Work task:
Can you quote the records below in full, word for word?

------------------------------------------------

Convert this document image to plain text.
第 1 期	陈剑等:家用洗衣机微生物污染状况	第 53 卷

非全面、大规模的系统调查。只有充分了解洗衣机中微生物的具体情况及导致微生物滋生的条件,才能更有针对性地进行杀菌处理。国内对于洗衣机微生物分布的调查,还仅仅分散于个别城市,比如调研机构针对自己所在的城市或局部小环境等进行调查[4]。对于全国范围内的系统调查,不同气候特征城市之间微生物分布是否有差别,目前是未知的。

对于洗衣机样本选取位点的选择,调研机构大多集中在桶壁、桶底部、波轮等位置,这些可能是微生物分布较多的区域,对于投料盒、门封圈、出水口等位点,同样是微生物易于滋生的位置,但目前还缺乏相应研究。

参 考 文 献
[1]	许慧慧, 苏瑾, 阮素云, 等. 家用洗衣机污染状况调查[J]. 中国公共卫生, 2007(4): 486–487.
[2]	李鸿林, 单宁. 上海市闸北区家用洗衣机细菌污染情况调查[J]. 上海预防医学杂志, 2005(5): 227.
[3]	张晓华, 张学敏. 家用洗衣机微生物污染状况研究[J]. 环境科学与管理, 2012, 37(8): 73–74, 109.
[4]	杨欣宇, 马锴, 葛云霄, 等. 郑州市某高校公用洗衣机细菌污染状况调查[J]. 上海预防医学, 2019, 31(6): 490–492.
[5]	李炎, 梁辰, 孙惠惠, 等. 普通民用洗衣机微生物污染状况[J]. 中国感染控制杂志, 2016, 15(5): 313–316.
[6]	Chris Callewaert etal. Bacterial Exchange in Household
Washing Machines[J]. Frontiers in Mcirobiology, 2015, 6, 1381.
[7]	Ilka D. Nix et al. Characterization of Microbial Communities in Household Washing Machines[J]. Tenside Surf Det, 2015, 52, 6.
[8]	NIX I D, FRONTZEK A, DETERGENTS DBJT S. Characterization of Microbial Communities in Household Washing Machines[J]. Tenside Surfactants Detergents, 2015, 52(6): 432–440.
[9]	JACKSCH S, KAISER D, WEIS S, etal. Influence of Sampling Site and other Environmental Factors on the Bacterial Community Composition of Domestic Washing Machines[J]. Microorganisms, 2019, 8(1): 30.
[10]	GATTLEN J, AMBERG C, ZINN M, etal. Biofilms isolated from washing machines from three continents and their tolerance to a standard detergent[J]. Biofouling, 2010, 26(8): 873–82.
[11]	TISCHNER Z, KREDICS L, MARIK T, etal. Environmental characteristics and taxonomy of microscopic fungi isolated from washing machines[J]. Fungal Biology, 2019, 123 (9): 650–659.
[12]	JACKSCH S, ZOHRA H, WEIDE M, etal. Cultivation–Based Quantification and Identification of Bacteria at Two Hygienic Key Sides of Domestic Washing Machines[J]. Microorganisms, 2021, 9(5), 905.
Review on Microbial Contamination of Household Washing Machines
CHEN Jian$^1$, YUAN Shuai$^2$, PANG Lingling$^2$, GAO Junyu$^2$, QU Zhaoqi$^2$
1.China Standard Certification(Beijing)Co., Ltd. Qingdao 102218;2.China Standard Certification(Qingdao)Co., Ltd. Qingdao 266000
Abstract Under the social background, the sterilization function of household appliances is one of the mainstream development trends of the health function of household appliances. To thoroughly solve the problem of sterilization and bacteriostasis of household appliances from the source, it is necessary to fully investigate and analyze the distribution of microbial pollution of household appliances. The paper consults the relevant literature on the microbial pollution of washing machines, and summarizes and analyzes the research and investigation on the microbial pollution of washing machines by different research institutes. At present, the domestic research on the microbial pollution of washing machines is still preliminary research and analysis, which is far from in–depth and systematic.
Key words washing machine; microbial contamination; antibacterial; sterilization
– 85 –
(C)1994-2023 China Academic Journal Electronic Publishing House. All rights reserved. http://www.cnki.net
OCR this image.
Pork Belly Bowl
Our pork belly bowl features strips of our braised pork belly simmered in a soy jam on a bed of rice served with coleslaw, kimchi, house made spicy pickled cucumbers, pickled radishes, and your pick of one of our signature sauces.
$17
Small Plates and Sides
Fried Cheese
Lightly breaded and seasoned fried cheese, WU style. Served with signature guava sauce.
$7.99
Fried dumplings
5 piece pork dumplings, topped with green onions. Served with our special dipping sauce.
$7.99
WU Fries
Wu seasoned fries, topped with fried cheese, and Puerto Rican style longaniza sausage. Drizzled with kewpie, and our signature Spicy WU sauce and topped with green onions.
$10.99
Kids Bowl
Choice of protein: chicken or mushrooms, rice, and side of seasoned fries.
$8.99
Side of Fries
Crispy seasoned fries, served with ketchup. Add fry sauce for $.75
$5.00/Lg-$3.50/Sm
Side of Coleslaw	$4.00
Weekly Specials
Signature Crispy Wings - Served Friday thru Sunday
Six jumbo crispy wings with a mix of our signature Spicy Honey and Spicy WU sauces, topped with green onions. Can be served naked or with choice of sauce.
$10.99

------------------------------------------------

Answer section:
Convert this document image to plain text.
第 1 期	陈剑等:家用洗衣机微生物污染状况	第 53 卷

非全面、大规模的系统调查。只有充分了解洗衣机中微生物的具体情况及导致微生物滋生的条件,才能更有针对性地进行杀菌处理。国内对于洗衣机微生物分布的调查,还仅仅分散于个别城市,比如调研机构针对自己所在的城市或局部小环境等进行调查[4]。对于全国范围内的系统调查,不同气候特征城市之间微生物分布是否有差别,目前是未知的。

对于洗衣机样本选取位点的选择,调研机构大多集中在桶壁、桶底部、波轮等位置,这些可能是微生物分布较多的区域,对于投料盒、门封圈、出水口等位点,同样是微生物易于滋生的位置,但目前还缺乏相应研究。

参 考 文 献
[1]	许慧慧, 苏瑾, 阮素云, 等. 家用洗衣机污染状况调查[J]. 中国公共卫生, 2007(4): 486–487.
[2]	李鸿林, 单宁. 上海市闸北区家用洗衣机细菌污染情况调查[J]. 上海预防医学杂志, 2005(5): 227.
[3]	张晓华, 张学敏. 家用洗衣机微生物污染状况研究[J]. 环境科学与管理, 2012, 37(8): 73–74, 109.
[4]	杨欣宇, 马锴, 葛云霄, 等. 郑州市某高校公用洗衣机细菌污染状况调查[J]. 上海预防医学, 2019, 31(6): 490–492.
[5]	李炎, 梁辰, 孙惠惠, 等. 普通民用洗衣机微生物污染状况[J]. 中国感染控制杂志, 2016, 15(5): 313–316.
[6]	Chris Callewaert etal. Bacterial Exchange in Household
Washing Machines[J]. Frontiers in Mcirobiology, 2015, 6, 1381.
[7]	Ilka D. Nix et al. Characterization of Microbial Communities in Household Washing Machines[J]. Tenside Surf Det, 2015, 52, 6.
[8]	NIX I D, FRONTZEK A, DETERGENTS DBJT S. Characterization of Microbial Communities in Household Washing Machines[J]. Tenside Surfactants Detergents, 2015, 52(6): 432–440.
[9]	JACKSCH S, KAISER D, WEIS S, etal. Influence of Sampling Site and other Environmental Factors on the Bacterial Community Composition of Domestic Washing Machines[J]. Microorganisms, 2019, 8(1): 30.
[10]	GATTLEN J, AMBERG C, ZINN M, etal. Biofilms isolated from washing machines from three continents and their tolerance to a standard detergent[J]. Biofouling, 2010, 26(8): 873–82.
[11]	TISCHNER Z, KREDICS L, MARIK T, etal. Environmental characteristics and taxonomy of microscopic fungi isolated from washing machines[J]. Fungal Biology, 2019, 123 (9): 650–659.
[12]	JACKSCH S, ZOHRA H, WEIDE M, etal. Cultivation–Based Quantification and Identification of Bacteria at Two Hygienic Key Sides of Domestic Washing Machines[J]. Microorganisms, 2021, 9(5), 905.
Review on Microbial Contamination of Household Washing Machines
CHEN Jian$^1$, YUAN Shuai$^2$, PANG Lingling$^2$, GAO Junyu$^2$, QU Zhaoqi$^2$
1.China Standard Certification(Beijing)Co., Ltd. Qingdao 102218;2.China Standard Certification(Qingdao)Co., Ltd. Qingdao 266000
Abstract Under the social background, the sterilization function of household appliances is one of the mainstream development trends of the health function of household appliances. To thoroughly solve the problem of sterilization and bacteriostasis of household appliances from the source, it is necessary to fully investigate and analyze the distribution of microbial pollution of household appliances. The paper consults the relevant literature on the microbial pollution of washing machines, and summarizes and analyzes the research and investigation on the microbial pollution of washing machines by different research institutes. At present, the domestic research on the microbial pollution of washing machines is still preliminary research and analysis, which is far from in–depth and systematic.
Key words washing machine; microbial contamination; antibacterial; sterilization
– 85 –
(C)1994-2023 China Academic Journal Electronic Publishing House. All rights reserved. http://www.cnki.net
OCR this image.
Pork Belly Bowl
Our pork belly bowl features strips of our braised pork belly simmered in a soy jam on a bed of rice served with coleslaw, kimchi, house made spicy pickled cucumbers, pickled radishes, and your pick of one of our signature sauces.
$17
Small Plates and Sides
Fried Cheese
Lightly breaded and seasoned fried cheese, WU style. Served with signature guava sauce.
$7.99
Fried dumplings
5 piece pork dumplings, topped with green onions. Served with our special dipping sauce.
$7.99
WU Fries
Wu seasoned fries, topped with fried cheese, and Puerto Rican style longaniza sausage. Drizzled with kewpie, and our signature Spicy WU sauce and topped with green onions.
$10.99
Kids Bowl
Choice of protein: chicken or mushrooms, rice, and side of seasoned fries.
$8.99
Side of Fries
Crispy seasoned fries, served with ketchup. Add fry sauce for $.75
$5.00/Lg-$3.50/Sm
Side of Coleslaw	$4.00
Weekly Specials
Signature Crispy Wings - Served Friday thru Sunday
Six jumbo crispy wings with a mix of our signature Spicy Honey and Spicy WU sauces, topped with green onions. Can be served naked or with choice of sauce.
$10.99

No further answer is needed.